Tâche A
D'après le texte sur l'astronaute Robert Thirsk, quel détail l'a frappé en premier à son arrivée à la Station spatiale internationale ?
Tâche B
En une à trois phrases, expliquez pourquoi, selon le texte sur l'astronaute Robert Thirsk, on se sert des sacs Ziploc encore davantage dans la station que sur Terre.
Tâche C
Poursuivez le texte sur l'astronaute Robert Thirsk à partir de sa dernière phrase.

Extrait
--------------------------------------------------

Le premier détail qui a frappé l'astronaute Robert Thirsk à son arrivée à la Station spatiale internationale, vendredi dernier, est l'abondance de sacs Ziploc.

«Il y en a partout», expliquait hier matin M. Thirsk, au cours d'une conférence de presse en orbite qui était retransmise à l'Agence spatiale canadienne à Saint-Hubert. «Comme tout peut flotter, on s'en sert encore davantage que sur Terre.»L'astronaute canadien, qui entame un séjour de six mois dans la Station spatiale où il fera plusieurs expériences scientifiques canadiennes, a passé la fin de semaine à s'installer. Il commencera les expériences plus tard cette semaine. Il fera notamment en septembre l'essai d'un robot roulant situé à l'Agence spatiale à Saint-Hubert, pour préparer les missions humaines vers la Lune et Mars, qui donneront lieu à des manipulations depuis l'orbite de robots de terrain.

--------------------------------------------------

Données d'analyse de la mise en page
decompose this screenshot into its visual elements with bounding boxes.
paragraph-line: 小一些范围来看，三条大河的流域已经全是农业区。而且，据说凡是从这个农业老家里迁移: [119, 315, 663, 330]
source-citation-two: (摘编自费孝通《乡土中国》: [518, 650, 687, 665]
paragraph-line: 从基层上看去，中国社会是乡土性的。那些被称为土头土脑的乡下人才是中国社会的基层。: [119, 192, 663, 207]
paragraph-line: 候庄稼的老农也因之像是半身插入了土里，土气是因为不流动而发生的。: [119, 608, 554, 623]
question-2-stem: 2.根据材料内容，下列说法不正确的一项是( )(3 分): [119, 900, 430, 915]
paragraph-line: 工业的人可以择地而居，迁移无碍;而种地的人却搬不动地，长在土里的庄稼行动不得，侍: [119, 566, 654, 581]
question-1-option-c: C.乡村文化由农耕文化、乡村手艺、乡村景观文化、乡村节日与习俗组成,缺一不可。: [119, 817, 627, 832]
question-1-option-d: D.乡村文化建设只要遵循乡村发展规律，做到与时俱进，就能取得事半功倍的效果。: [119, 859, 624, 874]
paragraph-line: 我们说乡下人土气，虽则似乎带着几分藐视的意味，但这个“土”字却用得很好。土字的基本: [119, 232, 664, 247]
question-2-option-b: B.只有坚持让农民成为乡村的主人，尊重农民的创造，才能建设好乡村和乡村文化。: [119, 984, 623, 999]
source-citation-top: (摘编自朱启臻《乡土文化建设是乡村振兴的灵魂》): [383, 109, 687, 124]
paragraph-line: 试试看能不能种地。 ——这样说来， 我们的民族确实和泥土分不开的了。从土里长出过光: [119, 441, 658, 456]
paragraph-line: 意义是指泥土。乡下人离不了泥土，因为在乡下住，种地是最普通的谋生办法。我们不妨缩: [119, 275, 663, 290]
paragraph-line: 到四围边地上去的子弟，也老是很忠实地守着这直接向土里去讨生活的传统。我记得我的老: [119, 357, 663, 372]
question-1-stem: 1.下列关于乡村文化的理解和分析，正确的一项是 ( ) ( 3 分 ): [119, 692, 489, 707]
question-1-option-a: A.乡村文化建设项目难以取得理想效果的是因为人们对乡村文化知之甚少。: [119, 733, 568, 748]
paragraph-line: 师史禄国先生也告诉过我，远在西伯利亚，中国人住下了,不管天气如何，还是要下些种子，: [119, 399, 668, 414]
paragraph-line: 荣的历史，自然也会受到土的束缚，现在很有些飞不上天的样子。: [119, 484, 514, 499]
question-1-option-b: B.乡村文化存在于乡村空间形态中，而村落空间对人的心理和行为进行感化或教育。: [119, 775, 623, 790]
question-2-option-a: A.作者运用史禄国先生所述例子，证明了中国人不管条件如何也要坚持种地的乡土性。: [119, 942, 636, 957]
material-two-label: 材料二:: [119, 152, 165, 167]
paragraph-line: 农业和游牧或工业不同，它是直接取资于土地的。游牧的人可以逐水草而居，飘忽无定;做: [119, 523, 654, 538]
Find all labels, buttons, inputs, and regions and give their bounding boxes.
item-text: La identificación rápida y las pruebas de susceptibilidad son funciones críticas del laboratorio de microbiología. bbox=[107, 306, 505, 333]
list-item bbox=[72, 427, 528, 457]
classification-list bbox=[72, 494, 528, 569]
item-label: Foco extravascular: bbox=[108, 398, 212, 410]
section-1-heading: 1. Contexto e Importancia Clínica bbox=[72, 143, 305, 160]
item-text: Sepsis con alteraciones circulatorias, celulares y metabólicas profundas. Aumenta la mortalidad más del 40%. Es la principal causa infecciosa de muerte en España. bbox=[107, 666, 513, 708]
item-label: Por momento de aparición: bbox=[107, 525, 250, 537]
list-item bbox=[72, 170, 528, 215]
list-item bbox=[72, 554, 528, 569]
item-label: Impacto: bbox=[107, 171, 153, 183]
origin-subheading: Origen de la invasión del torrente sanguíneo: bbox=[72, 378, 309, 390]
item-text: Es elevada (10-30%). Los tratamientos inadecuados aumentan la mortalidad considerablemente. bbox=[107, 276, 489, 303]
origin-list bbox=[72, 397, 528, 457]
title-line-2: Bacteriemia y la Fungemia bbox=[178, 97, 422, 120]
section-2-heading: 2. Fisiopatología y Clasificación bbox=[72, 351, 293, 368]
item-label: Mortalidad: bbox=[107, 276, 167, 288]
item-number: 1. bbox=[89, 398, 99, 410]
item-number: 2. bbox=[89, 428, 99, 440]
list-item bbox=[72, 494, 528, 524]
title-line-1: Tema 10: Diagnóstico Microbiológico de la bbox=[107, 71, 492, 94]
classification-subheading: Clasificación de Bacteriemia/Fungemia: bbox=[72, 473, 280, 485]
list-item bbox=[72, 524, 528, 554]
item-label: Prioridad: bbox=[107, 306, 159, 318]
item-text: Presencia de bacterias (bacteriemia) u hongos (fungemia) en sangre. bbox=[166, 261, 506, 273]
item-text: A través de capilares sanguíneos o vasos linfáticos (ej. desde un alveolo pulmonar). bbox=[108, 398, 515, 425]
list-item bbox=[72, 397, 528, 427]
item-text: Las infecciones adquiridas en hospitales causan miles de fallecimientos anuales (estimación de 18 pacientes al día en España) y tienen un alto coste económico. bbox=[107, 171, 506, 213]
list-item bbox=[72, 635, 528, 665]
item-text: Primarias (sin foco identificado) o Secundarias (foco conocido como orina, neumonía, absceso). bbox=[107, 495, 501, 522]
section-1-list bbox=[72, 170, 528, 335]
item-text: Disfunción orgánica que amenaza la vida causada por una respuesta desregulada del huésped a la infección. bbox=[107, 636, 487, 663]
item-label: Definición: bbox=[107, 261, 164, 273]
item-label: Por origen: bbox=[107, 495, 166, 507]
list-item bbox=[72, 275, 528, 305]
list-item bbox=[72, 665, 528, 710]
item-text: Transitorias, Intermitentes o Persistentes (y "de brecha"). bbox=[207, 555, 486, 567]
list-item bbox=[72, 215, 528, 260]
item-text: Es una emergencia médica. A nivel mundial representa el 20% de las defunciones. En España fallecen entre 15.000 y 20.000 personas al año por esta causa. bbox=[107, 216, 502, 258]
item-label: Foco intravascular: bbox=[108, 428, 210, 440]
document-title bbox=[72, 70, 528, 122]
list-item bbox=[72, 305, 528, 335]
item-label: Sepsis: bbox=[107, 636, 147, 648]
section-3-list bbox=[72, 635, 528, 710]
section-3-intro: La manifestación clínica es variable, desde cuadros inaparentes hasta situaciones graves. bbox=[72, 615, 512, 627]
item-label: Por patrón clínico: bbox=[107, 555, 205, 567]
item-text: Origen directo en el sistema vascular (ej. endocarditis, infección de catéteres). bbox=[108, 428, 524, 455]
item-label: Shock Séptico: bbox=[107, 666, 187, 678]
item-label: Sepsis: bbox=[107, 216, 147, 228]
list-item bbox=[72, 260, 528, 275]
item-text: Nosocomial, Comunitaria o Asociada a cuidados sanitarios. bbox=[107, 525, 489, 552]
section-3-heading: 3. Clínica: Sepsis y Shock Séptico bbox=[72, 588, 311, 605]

--------------------------------------------------

Réponse A
L'abondance de sacs Ziploc.

Réponse B
À bord de la station, tout peut flotter. On se sert donc des sacs Ziploc encore davantage que sur Terre.

Réponse C
Le Dr Thirsk, qui fêtera en août en orbite son 56e anniversaire, sera aussi responsable du laboratoire japonais Kibo. Il y arrimera la nouvelle capsule japonaise HTV-2, dont le premier vol en septembre permettra de diversifier les sources d'approvisionnement en cargo de la Station. L'ingénieur et médecin né en Colombie-Britannique n'est pas à court de premières: avec son séjour de six mois, il bat son propre record canadien de séjour dans l'espace (18 jours en 1996). Et il est le premier Canadien à voler en capsule Soyouz. «C'est assez différent de la navette, a dit M. Thirsk de l'espace. C'est très facile. Les deux premières minutes en navette sont éprouvantes, ça vibre de partout. Disons qu'on ne peut pas lire un livre.»

C'est la première fois que la Station spatiale compte son effectif prévu de six astronautes. En prévision de l'arrivée des trois nouveaux astronautes à bord de la capsule Soyouz, l'équipage a dû déplacer l'endroit du dîner et du souper. Jusqu'à maintenant, la table était mise dans le module de service russe, mais il est trop exigu pour six. L'équipage mange maintenant dans l'un des halls de connexion entre les différents modules.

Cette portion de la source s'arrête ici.